--- start ---

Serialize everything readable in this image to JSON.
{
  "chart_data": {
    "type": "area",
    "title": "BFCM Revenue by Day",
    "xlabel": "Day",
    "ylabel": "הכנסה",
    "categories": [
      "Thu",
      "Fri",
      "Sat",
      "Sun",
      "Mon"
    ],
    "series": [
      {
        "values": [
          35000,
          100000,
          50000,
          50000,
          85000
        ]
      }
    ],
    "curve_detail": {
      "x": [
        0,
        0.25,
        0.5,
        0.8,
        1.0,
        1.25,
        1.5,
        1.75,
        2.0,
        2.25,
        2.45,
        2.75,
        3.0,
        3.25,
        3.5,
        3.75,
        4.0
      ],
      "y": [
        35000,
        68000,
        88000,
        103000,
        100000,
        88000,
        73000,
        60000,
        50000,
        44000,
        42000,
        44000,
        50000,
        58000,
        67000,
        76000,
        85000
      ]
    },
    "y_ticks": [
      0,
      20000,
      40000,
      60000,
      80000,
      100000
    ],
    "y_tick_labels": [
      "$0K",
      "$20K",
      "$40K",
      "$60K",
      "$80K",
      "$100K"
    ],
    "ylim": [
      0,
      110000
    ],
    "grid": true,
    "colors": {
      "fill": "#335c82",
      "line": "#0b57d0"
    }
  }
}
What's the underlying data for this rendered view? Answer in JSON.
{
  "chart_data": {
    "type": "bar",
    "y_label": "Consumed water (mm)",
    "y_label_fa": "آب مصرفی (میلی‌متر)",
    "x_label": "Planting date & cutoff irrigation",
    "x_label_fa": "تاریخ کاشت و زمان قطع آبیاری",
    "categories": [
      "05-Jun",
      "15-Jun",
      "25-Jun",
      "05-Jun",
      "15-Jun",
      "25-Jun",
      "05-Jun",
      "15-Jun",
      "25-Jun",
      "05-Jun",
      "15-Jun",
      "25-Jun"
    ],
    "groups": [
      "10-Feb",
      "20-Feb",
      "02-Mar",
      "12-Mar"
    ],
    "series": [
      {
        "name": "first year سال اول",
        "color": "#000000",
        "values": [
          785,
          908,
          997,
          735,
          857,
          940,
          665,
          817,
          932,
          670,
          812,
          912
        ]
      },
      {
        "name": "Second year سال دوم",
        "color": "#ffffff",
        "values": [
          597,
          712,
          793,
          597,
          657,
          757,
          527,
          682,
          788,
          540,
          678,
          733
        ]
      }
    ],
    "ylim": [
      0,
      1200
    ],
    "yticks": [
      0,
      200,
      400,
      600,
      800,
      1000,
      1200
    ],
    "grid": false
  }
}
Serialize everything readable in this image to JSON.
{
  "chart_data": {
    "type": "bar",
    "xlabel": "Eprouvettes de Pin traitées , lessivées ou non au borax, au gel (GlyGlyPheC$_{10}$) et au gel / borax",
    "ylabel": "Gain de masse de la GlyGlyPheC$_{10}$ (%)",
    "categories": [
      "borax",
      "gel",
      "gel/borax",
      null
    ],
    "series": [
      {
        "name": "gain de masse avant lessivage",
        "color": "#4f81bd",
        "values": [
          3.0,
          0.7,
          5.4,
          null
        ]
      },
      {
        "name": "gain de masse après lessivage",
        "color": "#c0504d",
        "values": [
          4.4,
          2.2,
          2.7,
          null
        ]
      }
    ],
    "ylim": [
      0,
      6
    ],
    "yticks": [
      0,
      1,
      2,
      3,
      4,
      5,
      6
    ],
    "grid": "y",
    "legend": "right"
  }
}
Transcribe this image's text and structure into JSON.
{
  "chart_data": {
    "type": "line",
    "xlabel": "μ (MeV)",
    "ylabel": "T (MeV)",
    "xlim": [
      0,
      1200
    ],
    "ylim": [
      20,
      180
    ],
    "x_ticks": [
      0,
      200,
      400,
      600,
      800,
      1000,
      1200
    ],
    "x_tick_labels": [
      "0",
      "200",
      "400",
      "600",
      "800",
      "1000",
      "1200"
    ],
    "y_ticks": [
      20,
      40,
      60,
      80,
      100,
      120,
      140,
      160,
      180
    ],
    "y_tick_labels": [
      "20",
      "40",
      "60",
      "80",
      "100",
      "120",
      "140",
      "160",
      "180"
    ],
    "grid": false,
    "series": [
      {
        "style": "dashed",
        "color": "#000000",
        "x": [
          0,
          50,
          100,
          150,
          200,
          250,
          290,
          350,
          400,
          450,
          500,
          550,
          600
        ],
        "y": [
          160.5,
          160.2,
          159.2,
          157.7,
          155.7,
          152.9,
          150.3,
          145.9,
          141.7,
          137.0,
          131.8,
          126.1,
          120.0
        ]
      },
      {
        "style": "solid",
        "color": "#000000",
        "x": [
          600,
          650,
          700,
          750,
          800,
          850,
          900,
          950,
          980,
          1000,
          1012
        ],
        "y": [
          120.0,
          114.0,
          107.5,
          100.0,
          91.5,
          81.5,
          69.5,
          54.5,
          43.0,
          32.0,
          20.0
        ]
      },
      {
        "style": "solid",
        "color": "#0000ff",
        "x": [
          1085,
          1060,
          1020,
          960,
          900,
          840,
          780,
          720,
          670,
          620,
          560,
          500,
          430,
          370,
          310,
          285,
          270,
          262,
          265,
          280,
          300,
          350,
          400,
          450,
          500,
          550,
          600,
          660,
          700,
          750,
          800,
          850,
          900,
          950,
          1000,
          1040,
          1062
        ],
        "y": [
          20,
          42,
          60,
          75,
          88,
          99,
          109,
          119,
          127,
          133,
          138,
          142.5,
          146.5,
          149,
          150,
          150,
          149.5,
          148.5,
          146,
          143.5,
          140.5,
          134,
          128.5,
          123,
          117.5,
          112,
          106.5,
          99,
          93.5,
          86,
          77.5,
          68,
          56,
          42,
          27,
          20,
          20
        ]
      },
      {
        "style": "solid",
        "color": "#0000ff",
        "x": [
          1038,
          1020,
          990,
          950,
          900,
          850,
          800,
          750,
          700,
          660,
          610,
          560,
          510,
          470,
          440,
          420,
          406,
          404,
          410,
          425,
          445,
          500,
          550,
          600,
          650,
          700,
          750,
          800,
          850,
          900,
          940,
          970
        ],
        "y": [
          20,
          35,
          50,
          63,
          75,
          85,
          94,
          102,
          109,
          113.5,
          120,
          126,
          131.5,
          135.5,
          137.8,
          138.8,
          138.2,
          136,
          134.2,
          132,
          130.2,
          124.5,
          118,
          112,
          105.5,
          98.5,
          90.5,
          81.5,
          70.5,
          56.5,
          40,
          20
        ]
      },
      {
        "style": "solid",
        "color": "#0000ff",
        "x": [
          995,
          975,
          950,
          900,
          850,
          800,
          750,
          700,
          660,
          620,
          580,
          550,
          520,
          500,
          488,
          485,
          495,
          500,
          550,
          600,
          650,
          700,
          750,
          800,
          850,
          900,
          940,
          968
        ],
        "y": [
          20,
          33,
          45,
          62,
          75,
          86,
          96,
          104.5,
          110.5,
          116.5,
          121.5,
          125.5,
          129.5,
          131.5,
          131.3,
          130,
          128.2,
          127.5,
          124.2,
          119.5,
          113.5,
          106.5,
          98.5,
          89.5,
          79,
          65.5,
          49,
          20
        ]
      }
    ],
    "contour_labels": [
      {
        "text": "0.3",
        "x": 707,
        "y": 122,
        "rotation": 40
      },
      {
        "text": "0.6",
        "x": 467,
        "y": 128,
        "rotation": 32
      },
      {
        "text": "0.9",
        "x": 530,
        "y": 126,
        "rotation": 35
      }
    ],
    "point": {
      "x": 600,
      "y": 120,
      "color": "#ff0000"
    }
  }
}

--- end ---

Objective — Tell how many lines in the material above include the word "name", giving the number only.

Answer for the task — 4